What you have to do:
Your answer should be one number: how many lines of the records hold the string "Example".

__________________________________________________

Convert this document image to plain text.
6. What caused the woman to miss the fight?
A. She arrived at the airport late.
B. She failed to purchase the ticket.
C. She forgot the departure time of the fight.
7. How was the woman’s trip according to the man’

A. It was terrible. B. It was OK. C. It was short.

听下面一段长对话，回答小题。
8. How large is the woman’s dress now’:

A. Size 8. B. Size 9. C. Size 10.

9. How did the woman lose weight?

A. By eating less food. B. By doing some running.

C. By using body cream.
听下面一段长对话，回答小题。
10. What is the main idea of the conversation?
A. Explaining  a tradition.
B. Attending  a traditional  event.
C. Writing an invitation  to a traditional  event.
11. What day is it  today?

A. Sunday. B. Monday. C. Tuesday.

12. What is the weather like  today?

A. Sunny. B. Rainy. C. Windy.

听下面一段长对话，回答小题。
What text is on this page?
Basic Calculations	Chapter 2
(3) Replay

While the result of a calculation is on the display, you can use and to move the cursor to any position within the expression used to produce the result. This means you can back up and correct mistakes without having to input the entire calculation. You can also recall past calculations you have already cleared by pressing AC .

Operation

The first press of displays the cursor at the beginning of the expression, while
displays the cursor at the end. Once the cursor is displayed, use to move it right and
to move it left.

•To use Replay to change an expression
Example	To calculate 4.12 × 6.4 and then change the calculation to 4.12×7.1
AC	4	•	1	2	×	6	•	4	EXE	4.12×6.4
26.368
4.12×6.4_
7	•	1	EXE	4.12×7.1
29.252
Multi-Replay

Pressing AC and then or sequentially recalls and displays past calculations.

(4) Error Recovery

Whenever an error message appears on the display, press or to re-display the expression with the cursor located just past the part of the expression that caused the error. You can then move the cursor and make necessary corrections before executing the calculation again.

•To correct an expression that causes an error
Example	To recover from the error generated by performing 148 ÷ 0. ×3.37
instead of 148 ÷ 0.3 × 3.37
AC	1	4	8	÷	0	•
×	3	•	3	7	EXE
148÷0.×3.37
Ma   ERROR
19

__________________________________________________

The solution:
2